YOUR INSTRUCTIONS – Whenever a line contains the string "ساعت", copy it out of the entries.

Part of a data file
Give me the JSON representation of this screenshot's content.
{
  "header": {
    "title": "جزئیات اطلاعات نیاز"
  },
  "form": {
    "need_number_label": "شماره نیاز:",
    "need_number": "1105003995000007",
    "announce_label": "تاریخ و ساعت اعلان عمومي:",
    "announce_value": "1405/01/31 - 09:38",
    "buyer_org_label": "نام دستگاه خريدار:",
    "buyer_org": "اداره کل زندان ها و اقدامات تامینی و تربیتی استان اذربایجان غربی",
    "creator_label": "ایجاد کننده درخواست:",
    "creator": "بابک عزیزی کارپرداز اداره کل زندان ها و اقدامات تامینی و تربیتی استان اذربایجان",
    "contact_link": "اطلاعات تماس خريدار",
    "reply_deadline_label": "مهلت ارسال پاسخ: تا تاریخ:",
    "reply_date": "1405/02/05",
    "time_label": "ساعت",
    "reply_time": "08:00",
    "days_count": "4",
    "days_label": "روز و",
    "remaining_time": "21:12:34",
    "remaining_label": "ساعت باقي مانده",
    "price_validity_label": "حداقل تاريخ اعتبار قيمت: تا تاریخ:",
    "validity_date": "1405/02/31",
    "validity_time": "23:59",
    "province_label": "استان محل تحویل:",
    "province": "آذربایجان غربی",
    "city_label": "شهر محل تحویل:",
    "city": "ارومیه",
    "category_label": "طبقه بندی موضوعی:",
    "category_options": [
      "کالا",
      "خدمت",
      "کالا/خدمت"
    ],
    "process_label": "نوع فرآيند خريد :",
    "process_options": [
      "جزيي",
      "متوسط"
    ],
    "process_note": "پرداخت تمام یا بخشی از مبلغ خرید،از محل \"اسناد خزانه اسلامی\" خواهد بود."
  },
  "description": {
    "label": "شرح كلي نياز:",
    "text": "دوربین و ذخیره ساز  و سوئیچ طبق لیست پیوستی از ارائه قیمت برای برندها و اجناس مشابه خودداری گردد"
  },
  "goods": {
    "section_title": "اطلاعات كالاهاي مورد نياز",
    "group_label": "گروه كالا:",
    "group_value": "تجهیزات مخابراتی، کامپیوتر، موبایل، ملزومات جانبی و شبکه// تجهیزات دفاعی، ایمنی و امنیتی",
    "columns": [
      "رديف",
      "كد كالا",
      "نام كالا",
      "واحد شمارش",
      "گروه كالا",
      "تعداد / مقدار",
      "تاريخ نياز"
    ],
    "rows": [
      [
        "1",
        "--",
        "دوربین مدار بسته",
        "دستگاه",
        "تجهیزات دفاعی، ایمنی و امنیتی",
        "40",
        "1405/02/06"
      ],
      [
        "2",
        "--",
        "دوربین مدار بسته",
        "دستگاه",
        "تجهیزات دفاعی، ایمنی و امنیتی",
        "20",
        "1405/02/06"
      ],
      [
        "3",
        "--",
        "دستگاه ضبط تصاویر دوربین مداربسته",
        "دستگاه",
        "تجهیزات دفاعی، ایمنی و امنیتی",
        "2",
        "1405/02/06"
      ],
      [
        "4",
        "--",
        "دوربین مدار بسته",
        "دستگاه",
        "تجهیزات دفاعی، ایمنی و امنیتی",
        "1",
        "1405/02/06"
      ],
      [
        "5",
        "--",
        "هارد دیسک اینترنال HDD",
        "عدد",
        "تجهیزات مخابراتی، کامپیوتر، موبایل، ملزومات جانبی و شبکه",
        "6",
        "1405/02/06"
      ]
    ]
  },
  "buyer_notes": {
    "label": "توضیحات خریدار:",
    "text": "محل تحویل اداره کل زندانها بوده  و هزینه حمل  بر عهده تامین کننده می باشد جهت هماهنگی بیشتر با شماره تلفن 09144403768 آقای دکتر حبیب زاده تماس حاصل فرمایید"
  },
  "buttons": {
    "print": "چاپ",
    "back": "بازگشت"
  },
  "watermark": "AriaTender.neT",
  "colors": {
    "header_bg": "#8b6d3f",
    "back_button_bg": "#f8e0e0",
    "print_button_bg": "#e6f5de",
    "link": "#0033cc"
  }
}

REPLY TO THE EXERCISE –
    "announce_label": "تاریخ و ساعت اعلان عمومي:",
    "time_label": "ساعت",
    "remaining_label": "ساعت باقي مانده",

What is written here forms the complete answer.